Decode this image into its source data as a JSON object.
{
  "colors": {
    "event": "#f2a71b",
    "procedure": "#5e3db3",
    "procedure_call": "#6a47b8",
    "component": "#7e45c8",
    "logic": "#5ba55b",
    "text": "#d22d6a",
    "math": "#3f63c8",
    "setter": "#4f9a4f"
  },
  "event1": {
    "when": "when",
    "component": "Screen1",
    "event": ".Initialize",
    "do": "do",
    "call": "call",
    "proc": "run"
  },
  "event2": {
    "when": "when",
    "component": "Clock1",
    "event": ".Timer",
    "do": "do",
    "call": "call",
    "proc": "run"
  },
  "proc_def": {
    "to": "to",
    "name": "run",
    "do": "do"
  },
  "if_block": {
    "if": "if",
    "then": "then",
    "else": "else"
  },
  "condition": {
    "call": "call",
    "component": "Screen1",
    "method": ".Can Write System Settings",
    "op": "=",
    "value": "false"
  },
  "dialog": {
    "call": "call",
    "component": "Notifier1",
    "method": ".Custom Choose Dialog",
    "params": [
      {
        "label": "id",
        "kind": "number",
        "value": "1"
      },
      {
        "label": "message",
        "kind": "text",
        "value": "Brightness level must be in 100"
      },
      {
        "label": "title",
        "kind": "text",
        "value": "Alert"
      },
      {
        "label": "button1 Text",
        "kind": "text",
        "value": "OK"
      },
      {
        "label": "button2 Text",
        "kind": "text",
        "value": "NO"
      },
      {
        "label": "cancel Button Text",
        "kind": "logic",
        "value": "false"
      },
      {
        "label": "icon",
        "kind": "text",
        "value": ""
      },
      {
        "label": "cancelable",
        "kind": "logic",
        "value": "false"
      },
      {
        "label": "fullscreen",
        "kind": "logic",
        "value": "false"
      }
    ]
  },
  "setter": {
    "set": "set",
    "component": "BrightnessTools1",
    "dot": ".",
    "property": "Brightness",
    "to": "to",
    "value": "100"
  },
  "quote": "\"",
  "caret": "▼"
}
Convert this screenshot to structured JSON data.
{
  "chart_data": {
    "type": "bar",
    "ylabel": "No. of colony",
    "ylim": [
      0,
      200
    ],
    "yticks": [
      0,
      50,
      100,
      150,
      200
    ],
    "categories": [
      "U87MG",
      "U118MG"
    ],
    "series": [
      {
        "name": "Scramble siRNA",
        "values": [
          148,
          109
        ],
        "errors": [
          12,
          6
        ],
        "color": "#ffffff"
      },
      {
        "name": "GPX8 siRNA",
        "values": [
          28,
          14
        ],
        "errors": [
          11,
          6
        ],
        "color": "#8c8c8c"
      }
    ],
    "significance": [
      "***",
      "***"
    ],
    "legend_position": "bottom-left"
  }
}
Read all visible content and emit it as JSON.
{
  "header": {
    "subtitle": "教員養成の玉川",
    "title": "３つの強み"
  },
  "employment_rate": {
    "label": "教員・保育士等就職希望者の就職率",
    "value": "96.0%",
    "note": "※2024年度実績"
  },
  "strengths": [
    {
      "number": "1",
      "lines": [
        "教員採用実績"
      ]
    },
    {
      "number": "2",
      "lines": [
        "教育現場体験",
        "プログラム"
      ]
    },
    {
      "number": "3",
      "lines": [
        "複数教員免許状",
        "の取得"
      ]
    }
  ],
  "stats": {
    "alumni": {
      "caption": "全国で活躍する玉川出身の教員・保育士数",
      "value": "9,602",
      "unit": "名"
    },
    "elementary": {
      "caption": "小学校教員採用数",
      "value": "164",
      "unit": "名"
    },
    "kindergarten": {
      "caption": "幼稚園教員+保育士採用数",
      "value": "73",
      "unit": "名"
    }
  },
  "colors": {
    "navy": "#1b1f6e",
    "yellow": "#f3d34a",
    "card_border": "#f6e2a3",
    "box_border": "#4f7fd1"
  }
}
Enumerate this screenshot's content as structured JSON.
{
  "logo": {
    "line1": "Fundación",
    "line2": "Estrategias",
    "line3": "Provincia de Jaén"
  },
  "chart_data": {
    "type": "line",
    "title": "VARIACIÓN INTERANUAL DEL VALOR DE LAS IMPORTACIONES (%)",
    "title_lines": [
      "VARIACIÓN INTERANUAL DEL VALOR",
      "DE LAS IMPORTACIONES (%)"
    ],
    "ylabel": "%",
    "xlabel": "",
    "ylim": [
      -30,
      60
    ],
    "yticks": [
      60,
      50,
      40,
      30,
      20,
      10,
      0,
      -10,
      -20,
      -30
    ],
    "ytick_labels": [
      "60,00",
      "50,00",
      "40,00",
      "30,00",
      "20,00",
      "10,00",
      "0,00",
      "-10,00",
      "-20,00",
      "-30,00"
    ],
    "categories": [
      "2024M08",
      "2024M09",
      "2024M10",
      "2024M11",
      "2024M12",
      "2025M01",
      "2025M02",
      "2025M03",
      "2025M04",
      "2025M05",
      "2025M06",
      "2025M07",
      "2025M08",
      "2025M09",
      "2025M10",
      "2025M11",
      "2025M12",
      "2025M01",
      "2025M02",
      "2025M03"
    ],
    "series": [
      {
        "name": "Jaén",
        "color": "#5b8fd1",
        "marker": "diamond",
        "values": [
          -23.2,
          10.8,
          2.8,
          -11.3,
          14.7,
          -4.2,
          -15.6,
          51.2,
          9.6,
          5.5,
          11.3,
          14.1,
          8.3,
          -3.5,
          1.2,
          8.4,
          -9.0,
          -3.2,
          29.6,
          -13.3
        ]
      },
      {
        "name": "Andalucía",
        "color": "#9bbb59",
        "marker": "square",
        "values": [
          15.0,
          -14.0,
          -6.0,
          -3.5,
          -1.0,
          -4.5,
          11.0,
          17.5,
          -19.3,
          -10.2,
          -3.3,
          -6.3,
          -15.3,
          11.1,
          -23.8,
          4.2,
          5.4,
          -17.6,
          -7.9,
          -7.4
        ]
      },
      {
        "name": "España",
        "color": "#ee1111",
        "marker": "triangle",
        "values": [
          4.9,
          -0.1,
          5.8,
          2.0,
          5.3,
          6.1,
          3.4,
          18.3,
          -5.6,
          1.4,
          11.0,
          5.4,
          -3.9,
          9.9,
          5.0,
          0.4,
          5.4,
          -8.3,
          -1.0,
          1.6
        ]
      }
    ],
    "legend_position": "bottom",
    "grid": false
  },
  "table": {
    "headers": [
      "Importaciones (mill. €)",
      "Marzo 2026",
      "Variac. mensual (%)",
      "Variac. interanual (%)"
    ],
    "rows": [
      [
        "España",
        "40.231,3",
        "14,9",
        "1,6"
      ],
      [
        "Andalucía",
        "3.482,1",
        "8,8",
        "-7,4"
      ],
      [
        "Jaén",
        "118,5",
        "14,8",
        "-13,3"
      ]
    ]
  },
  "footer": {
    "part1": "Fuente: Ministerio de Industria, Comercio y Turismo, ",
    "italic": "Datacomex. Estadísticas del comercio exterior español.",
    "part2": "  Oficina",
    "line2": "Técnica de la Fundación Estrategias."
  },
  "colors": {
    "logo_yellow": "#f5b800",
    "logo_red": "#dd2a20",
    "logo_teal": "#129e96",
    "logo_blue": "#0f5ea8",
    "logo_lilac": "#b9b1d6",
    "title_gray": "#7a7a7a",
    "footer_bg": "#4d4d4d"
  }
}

● ● ● ● ● ● ●

- **What is asked**:
Repeat the entries shown above, every one, word for word.

- **Response**:
Decode this image into its source data as a JSON object.
{
  "colors": {
    "event": "#f2a71b",
    "procedure": "#5e3db3",
    "procedure_call": "#6a47b8",
    "component": "#7e45c8",
    "logic": "#5ba55b",
    "text": "#d22d6a",
    "math": "#3f63c8",
    "setter": "#4f9a4f"
  },
  "event1": {
    "when": "when",
    "component": "Screen1",
    "event": ".Initialize",
    "do": "do",
    "call": "call",
    "proc": "run"
  },
  "event2": {
    "when": "when",
    "component": "Clock1",
    "event": ".Timer",
    "do": "do",
    "call": "call",
    "proc": "run"
  },
  "proc_def": {
    "to": "to",
    "name": "run",
    "do": "do"
  },
  "if_block": {
    "if": "if",
    "then": "then",
    "else": "else"
  },
  "condition": {
    "call": "call",
    "component": "Screen1",
    "method": ".Can Write System Settings",
    "op": "=",
    "value": "false"
  },
  "dialog": {
    "call": "call",
    "component": "Notifier1",
    "method": ".Custom Choose Dialog",
    "params": [
      {
        "label": "id",
        "kind": "number",
        "value": "1"
      },
      {
        "label": "message",
        "kind": "text",
        "value": "Brightness level must be in 100"
      },
      {
        "label": "title",
        "kind": "text",
        "value": "Alert"
      },
      {
        "label": "button1 Text",
        "kind": "text",
        "value": "OK"
      },
      {
        "label": "button2 Text",
        "kind": "text",
        "value": "NO"
      },
      {
        "label": "cancel Button Text",
        "kind": "logic",
        "value": "false"
      },
      {
        "label": "icon",
        "kind": "text",
        "value": ""
      },
      {
        "label": "cancelable",
        "kind": "logic",
        "value": "false"
      },
      {
        "label": "fullscreen",
        "kind": "logic",
        "value": "false"
      }
    ]
  },
  "setter": {
    "set": "set",
    "component": "BrightnessTools1",
    "dot": ".",
    "property": "Brightness",
    "to": "to",
    "value": "100"
  },
  "quote": "\"",
  "caret": "▼"
}
Convert this screenshot to structured JSON data.
{
  "chart_data": {
    "type": "bar",
    "ylabel": "No. of colony",
    "ylim": [
      0,
      200
    ],
    "yticks": [
      0,
      50,
      100,
      150,
      200
    ],
    "categories": [
      "U87MG",
      "U118MG"
    ],
    "series": [
      {
        "name": "Scramble siRNA",
        "values": [
          148,
          109
        ],
        "errors": [
          12,
          6
        ],
        "color": "#ffffff"
      },
      {
        "name": "GPX8 siRNA",
        "values": [
          28,
          14
        ],
        "errors": [
          11,
          6
        ],
        "color": "#8c8c8c"
      }
    ],
    "significance": [
      "***",
      "***"
    ],
    "legend_position": "bottom-left"
  }
}
Read all visible content and emit it as JSON.
{
  "header": {
    "subtitle": "教員養成の玉川",
    "title": "３つの強み"
  },
  "employment_rate": {
    "label": "教員・保育士等就職希望者の就職率",
    "value": "96.0%",
    "note": "※2024年度実績"
  },
  "strengths": [
    {
      "number": "1",
      "lines": [
        "教員採用実績"
      ]
    },
    {
      "number": "2",
      "lines": [
        "教育現場体験",
        "プログラム"
      ]
    },
    {
      "number": "3",
      "lines": [
        "複数教員免許状",
        "の取得"
      ]
    }
  ],
  "stats": {
    "alumni": {
      "caption": "全国で活躍する玉川出身の教員・保育士数",
      "value": "9,602",
      "unit": "名"
    },
    "elementary": {
      "caption": "小学校教員採用数",
      "value": "164",
      "unit": "名"
    },
    "kindergarten": {
      "caption": "幼稚園教員+保育士採用数",
      "value": "73",
      "unit": "名"
    }
  },
  "colors": {
    "navy": "#1b1f6e",
    "yellow": "#f3d34a",
    "card_border": "#f6e2a3",
    "box_border": "#4f7fd1"
  }
}
Enumerate this screenshot's content as structured JSON.
{
  "logo": {
    "line1": "Fundación",
    "line2": "Estrategias",
    "line3": "Provincia de Jaén"
  },
  "chart_data": {
    "type": "line",
    "title": "VARIACIÓN INTERANUAL DEL VALOR DE LAS IMPORTACIONES (%)",
    "title_lines": [
      "VARIACIÓN INTERANUAL DEL VALOR",
      "DE LAS IMPORTACIONES (%)"
    ],
    "ylabel": "%",
    "xlabel": "",
    "ylim": [
      -30,
      60
    ],
    "yticks": [
      60,
      50,
      40,
      30,
      20,
      10,
      0,
      -10,
      -20,
      -30
    ],
    "ytick_labels": [
      "60,00",
      "50,00",
      "40,00",
      "30,00",
      "20,00",
      "10,00",
      "0,00",
      "-10,00",
      "-20,00",
      "-30,00"
    ],
    "categories": [
      "2024M08",
      "2024M09",
      "2024M10",
      "2024M11",
      "2024M12",
      "2025M01",
      "2025M02",
      "2025M03",
      "2025M04",
      "2025M05",
      "2025M06",
      "2025M07",
      "2025M08",
      "2025M09",
      "2025M10",
      "2025M11",
      "2025M12",
      "2025M01",
      "2025M02",
      "2025M03"
    ],
    "series": [
      {
        "name": "Jaén",
        "color": "#5b8fd1",
        "marker": "diamond",
        "values": [
          -23.2,
          10.8,
          2.8,
          -11.3,
          14.7,
          -4.2,
          -15.6,
          51.2,
          9.6,
          5.5,
          11.3,
          14.1,
          8.3,
          -3.5,
          1.2,
          8.4,
          -9.0,
          -3.2,
          29.6,
          -13.3
        ]
      },
      {
        "name": "Andalucía",
        "color": "#9bbb59",
        "marker": "square",
        "values": [
          15.0,
          -14.0,
          -6.0,
          -3.5,
          -1.0,
          -4.5,
          11.0,
          17.5,
          -19.3,
          -10.2,
          -3.3,
          -6.3,
          -15.3,
          11.1,
          -23.8,
          4.2,
          5.4,
          -17.6,
          -7.9,
          -7.4
        ]
      },
      {
        "name": "España",
        "color": "#ee1111",
        "marker": "triangle",
        "values": [
          4.9,
          -0.1,
          5.8,
          2.0,
          5.3,
          6.1,
          3.4,
          18.3,
          -5.6,
          1.4,
          11.0,
          5.4,
          -3.9,
          9.9,
          5.0,
          0.4,
          5.4,
          -8.3,
          -1.0,
          1.6
        ]
      }
    ],
    "legend_position": "bottom",
    "grid": false
  },
  "table": {
    "headers": [
      "Importaciones (mill. €)",
      "Marzo 2026",
      "Variac. mensual (%)",
      "Variac. interanual (%)"
    ],
    "rows": [
      [
        "España",
        "40.231,3",
        "14,9",
        "1,6"
      ],
      [
        "Andalucía",
        "3.482,1",
        "8,8",
        "-7,4"
      ],
      [
        "Jaén",
        "118,5",
        "14,8",
        "-13,3"
      ]
    ]
  },
  "footer": {
    "part1": "Fuente: Ministerio de Industria, Comercio y Turismo, ",
    "italic": "Datacomex. Estadísticas del comercio exterior español.",
    "part2": "  Oficina",
    "line2": "Técnica de la Fundación Estrategias."
  },
  "colors": {
    "logo_yellow": "#f5b800",
    "logo_red": "#dd2a20",
    "logo_teal": "#129e96",
    "logo_blue": "#0f5ea8",
    "logo_lilac": "#b9b1d6",
    "title_gray": "#7a7a7a",
    "footer_bg": "#4d4d4d"
  }
}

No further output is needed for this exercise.